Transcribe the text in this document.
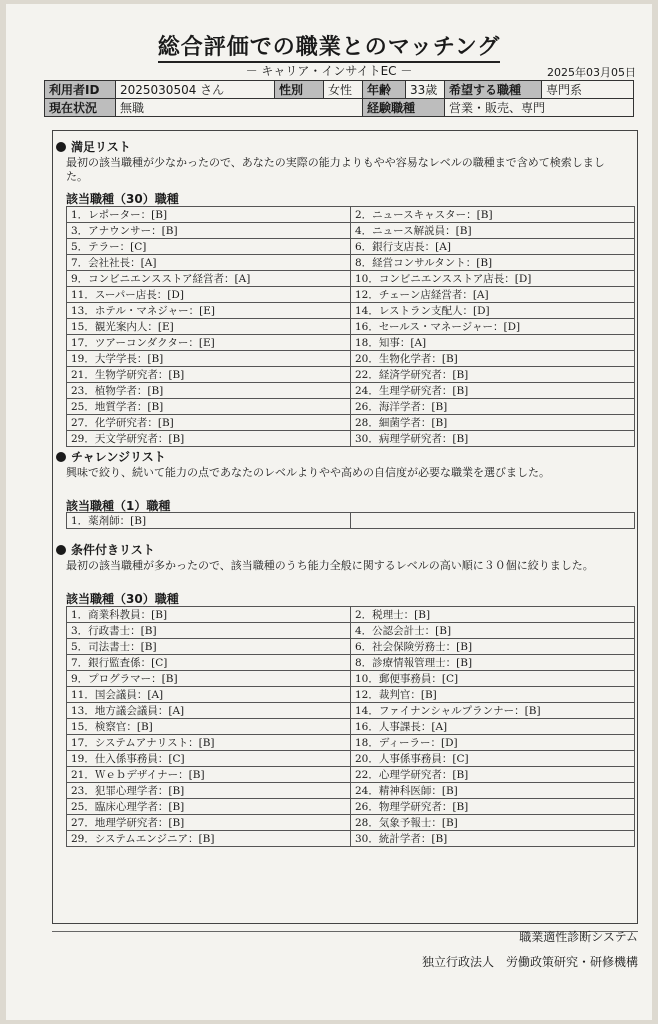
総合評価での職業とのマッチング
－ キャリア・インサイトEC －	2025年03月05日
利用者ID	2025030504 さん	性別	女性	年齢	33歳	希望する職種	専門系
現在状況	無職			経験職種		営業・販売、専門	
満足リスト
最初の該当職種が少なかったので、あなたの実際の能力よりもやや容易なレベルの職種まで含めて検索しまし
た。
該当職種（30）職種
1．レポーター：[B]	2．ニュースキャスター：[B]
3．アナウンサー：[B]	4．ニュース解説員：[B]
5．テラー：[C]	6．銀行支店長：[A]
7．会社社長：[A]	8．経営コンサルタント：[B]
9．コンビニエンスストア経営者：[A]	10．コンビニエンスストア店長：[D]
11．スーパー店長：[D]	12．チェーン店経営者：[A]
13．ホテル・マネジャー：[E]	14．レストラン支配人：[D]
15．観光案内人：[E]	16．セールス・マネージャー：[D]
17．ツアーコンダクター：[E]	18．知事：[A]
19．大学学長：[B]	20．生物化学者：[B]
21．生物学研究者：[B]	22．経済学研究者：[B]
23．植物学者：[B]	24．生理学研究者：[B]
25．地質学者：[B]	26．海洋学者：[B]
27．化学研究者：[B]	28．細菌学者：[B]
29．天文学研究者：[B]	30．病理学研究者：[B]
チャレンジリスト
興味で絞り、続いて能力の点であなたのレベルよりやや高めの自信度が必要な職業を選びました。
該当職種（1）職種
1．薬剤師：[B]	
条件付きリスト
最初の該当職種が多かったので、該当職種のうち能力全般に関するレベルの高い順に３０個に絞りました。
該当職種（30）職種
1．商業科教員：[B]	2．税理士：[B]
3．行政書士：[B]	4．公認会計士：[B]
5．司法書士：[B]	6．社会保険労務士：[B]
7．銀行監査係：[C]	8．診療情報管理士：[B]
9．プログラマー：[B]	10．郵便事務員：[C]
11．国会議員：[A]	12．裁判官：[B]
13．地方議会議員：[A]	14．ファイナンシャルプランナー：[B]
15．検察官：[B]	16．人事課長：[A]
17．システムアナリスト：[B]	18．ディーラー：[D]
19．仕入係事務員：[C]	20．人事係事務員：[C]
21．Ｗｅｂデザイナー：[B]	22．心理学研究者：[B]
23．犯罪心理学者：[B]	24．精神科医師：[B]
25．臨床心理学者：[B]	26．物理学研究者：[B]
27．地理学研究者：[B]	28．気象予報士：[B]
29．システムエンジニア：[B]	30．統計学者：[B]
職業適性診断システム
独立行政法人　労働政策研究・研修機構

* [PROMPT]:
Leave out the pictures and retype every line above exactly.

* [SOLUTION TO THE PROBLEM]:
Transcribe the text in this document.
総合評価での職業とのマッチング
－ キャリア・インサイトEC －	2025年03月05日
利用者ID	2025030504 さん	性別	女性	年齢	33歳	希望する職種	専門系
現在状況	無職			経験職種		営業・販売、専門	
満足リスト
最初の該当職種が少なかったので、あなたの実際の能力よりもやや容易なレベルの職種まで含めて検索しまし
た。
該当職種（30）職種
1．レポーター：[B]	2．ニュースキャスター：[B]
3．アナウンサー：[B]	4．ニュース解説員：[B]
5．テラー：[C]	6．銀行支店長：[A]
7．会社社長：[A]	8．経営コンサルタント：[B]
9．コンビニエンスストア経営者：[A]	10．コンビニエンスストア店長：[D]
11．スーパー店長：[D]	12．チェーン店経営者：[A]
13．ホテル・マネジャー：[E]	14．レストラン支配人：[D]
15．観光案内人：[E]	16．セールス・マネージャー：[D]
17．ツアーコンダクター：[E]	18．知事：[A]
19．大学学長：[B]	20．生物化学者：[B]
21．生物学研究者：[B]	22．経済学研究者：[B]
23．植物学者：[B]	24．生理学研究者：[B]
25．地質学者：[B]	26．海洋学者：[B]
27．化学研究者：[B]	28．細菌学者：[B]
29．天文学研究者：[B]	30．病理学研究者：[B]
チャレンジリスト
興味で絞り、続いて能力の点であなたのレベルよりやや高めの自信度が必要な職業を選びました。
該当職種（1）職種
1．薬剤師：[B]	
条件付きリスト
最初の該当職種が多かったので、該当職種のうち能力全般に関するレベルの高い順に３０個に絞りました。
該当職種（30）職種
1．商業科教員：[B]	2．税理士：[B]
3．行政書士：[B]	4．公認会計士：[B]
5．司法書士：[B]	6．社会保険労務士：[B]
7．銀行監査係：[C]	8．診療情報管理士：[B]
9．プログラマー：[B]	10．郵便事務員：[C]
11．国会議員：[A]	12．裁判官：[B]
13．地方議会議員：[A]	14．ファイナンシャルプランナー：[B]
15．検察官：[B]	16．人事課長：[A]
17．システムアナリスト：[B]	18．ディーラー：[D]
19．仕入係事務員：[C]	20．人事係事務員：[C]
21．Ｗｅｂデザイナー：[B]	22．心理学研究者：[B]
23．犯罪心理学者：[B]	24．精神科医師：[B]
25．臨床心理学者：[B]	26．物理学研究者：[B]
27．地理学研究者：[B]	28．気象予報士：[B]
29．システムエンジニア：[B]	30．統計学者：[B]
職業適性診断システム
独立行政法人　労働政策研究・研修機構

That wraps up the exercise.